[AIM OF THE EXERCISE] Print all of the data exactly as written.

[DATA]
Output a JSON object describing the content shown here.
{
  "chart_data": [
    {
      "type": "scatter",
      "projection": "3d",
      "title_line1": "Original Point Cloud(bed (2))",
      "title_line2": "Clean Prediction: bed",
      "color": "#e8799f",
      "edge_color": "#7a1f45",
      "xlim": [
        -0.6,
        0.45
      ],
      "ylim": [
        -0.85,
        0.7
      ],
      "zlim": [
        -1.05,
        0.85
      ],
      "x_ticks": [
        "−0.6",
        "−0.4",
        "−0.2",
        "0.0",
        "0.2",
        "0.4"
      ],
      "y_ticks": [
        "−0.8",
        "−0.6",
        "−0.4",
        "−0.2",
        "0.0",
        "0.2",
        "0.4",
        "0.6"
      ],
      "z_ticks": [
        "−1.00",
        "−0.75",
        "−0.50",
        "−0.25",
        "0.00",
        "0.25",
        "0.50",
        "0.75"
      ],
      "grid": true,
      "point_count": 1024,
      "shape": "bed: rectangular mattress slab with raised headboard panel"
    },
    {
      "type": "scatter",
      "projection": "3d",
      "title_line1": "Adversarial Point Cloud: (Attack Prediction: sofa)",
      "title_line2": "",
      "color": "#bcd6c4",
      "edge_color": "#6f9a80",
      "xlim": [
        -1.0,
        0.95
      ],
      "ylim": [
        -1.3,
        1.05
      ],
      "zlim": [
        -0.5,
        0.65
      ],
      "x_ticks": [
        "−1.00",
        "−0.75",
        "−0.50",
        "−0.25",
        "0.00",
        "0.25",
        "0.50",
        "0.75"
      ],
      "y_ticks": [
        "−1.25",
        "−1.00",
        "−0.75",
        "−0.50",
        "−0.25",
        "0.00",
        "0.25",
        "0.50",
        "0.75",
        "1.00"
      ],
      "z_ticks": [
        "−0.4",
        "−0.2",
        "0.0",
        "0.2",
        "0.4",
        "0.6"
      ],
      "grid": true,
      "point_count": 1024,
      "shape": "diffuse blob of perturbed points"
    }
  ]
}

[ANSWER FOR THE TASK]
Output a JSON object describing the content shown here.
{
  "chart_data": [
    {
      "type": "scatter",
      "projection": "3d",
      "title_line1": "Original Point Cloud(bed (2))",
      "title_line2": "Clean Prediction: bed",
      "color": "#e8799f",
      "edge_color": "#7a1f45",
      "xlim": [
        -0.6,
        0.45
      ],
      "ylim": [
        -0.85,
        0.7
      ],
      "zlim": [
        -1.05,
        0.85
      ],
      "x_ticks": [
        "−0.6",
        "−0.4",
        "−0.2",
        "0.0",
        "0.2",
        "0.4"
      ],
      "y_ticks": [
        "−0.8",
        "−0.6",
        "−0.4",
        "−0.2",
        "0.0",
        "0.2",
        "0.4",
        "0.6"
      ],
      "z_ticks": [
        "−1.00",
        "−0.75",
        "−0.50",
        "−0.25",
        "0.00",
        "0.25",
        "0.50",
        "0.75"
      ],
      "grid": true,
      "point_count": 1024,
      "shape": "bed: rectangular mattress slab with raised headboard panel"
    },
    {
      "type": "scatter",
      "projection": "3d",
      "title_line1": "Adversarial Point Cloud: (Attack Prediction: sofa)",
      "title_line2": "",
      "color": "#bcd6c4",
      "edge_color": "#6f9a80",
      "xlim": [
        -1.0,
        0.95
      ],
      "ylim": [
        -1.3,
        1.05
      ],
      "zlim": [
        -0.5,
        0.65
      ],
      "x_ticks": [
        "−1.00",
        "−0.75",
        "−0.50",
        "−0.25",
        "0.00",
        "0.25",
        "0.50",
        "0.75"
      ],
      "y_ticks": [
        "−1.25",
        "−1.00",
        "−0.75",
        "−0.50",
        "−0.25",
        "0.00",
        "0.25",
        "0.50",
        "0.75",
        "1.00"
      ],
      "z_ticks": [
        "−0.4",
        "−0.2",
        "0.0",
        "0.2",
        "0.4",
        "0.6"
      ],
      "grid": true,
      "point_count": 1024,
      "shape": "diffuse blob of perturbed points"
    }
  ]
}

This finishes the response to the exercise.